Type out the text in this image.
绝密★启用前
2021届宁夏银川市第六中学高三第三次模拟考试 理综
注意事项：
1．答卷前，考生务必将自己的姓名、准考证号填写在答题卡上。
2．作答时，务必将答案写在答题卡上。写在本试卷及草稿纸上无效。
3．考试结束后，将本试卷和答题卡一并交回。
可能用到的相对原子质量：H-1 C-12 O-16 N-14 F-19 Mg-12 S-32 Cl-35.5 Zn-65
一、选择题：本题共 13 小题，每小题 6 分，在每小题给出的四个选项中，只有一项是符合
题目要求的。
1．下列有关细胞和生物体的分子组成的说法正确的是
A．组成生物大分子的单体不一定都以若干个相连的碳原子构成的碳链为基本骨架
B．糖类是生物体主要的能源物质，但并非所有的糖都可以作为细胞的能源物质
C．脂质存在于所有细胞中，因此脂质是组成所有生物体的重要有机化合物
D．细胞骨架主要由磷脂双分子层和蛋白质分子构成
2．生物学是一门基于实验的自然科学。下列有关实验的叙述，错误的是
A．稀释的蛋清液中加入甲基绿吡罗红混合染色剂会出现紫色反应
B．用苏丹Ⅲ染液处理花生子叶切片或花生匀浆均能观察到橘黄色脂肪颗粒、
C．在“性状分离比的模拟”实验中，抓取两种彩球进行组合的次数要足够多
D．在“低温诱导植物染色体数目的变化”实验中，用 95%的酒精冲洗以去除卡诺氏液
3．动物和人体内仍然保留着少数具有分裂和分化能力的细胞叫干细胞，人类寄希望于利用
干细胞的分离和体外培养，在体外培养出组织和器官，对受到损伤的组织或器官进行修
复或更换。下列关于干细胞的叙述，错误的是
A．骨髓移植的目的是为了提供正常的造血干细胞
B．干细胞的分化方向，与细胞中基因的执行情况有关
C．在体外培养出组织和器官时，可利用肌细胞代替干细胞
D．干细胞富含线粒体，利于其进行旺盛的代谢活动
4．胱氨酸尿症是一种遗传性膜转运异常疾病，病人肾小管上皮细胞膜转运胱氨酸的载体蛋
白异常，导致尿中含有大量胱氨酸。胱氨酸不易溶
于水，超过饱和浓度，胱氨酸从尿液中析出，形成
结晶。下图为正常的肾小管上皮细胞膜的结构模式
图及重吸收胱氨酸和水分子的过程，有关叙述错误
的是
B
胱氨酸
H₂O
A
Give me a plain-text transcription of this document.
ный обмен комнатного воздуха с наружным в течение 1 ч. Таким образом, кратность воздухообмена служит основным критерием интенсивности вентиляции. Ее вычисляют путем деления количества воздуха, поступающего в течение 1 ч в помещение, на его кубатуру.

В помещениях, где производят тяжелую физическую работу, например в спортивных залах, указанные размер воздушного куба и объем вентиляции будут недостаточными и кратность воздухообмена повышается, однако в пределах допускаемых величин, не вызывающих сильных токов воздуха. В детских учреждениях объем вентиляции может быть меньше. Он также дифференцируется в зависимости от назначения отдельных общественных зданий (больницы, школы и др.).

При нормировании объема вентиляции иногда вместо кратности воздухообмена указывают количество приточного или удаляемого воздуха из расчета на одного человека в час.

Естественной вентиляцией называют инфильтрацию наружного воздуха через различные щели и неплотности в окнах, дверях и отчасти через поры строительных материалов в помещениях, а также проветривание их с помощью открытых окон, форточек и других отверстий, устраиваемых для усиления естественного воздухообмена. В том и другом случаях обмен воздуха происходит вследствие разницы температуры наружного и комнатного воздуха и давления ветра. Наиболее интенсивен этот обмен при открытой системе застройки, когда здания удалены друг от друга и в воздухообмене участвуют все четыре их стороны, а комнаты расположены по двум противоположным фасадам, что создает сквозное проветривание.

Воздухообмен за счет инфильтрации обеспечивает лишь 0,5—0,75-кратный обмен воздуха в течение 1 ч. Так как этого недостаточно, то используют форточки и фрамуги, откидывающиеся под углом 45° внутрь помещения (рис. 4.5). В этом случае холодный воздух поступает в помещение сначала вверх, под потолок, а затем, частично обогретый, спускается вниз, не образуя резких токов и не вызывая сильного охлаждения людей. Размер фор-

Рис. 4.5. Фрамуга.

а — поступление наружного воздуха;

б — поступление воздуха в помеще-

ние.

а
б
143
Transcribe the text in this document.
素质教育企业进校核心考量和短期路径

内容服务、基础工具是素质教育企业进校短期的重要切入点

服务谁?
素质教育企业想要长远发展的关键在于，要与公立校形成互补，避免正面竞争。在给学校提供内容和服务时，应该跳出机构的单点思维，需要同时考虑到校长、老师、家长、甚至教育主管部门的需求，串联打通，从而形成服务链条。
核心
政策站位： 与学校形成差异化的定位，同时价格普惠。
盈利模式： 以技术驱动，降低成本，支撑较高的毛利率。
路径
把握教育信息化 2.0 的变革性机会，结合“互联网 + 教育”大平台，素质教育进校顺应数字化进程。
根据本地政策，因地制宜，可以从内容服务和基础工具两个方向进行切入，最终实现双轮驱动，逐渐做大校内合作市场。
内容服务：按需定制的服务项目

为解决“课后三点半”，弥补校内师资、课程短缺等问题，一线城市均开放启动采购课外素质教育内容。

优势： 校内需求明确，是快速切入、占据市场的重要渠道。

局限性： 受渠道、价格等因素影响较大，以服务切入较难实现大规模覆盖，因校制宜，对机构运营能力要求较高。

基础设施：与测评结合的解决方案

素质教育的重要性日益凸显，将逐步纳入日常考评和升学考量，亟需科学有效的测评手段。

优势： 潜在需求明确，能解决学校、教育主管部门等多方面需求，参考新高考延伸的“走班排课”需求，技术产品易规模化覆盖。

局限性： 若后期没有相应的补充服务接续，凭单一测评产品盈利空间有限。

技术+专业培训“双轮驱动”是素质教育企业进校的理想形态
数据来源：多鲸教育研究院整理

- TASK PROMPT -
Copy each line holding the word "поступление" from the listing above.

- WORKED SOLUTION -
а — поступление наружного воздуха;
б — поступление воздуха в помеще-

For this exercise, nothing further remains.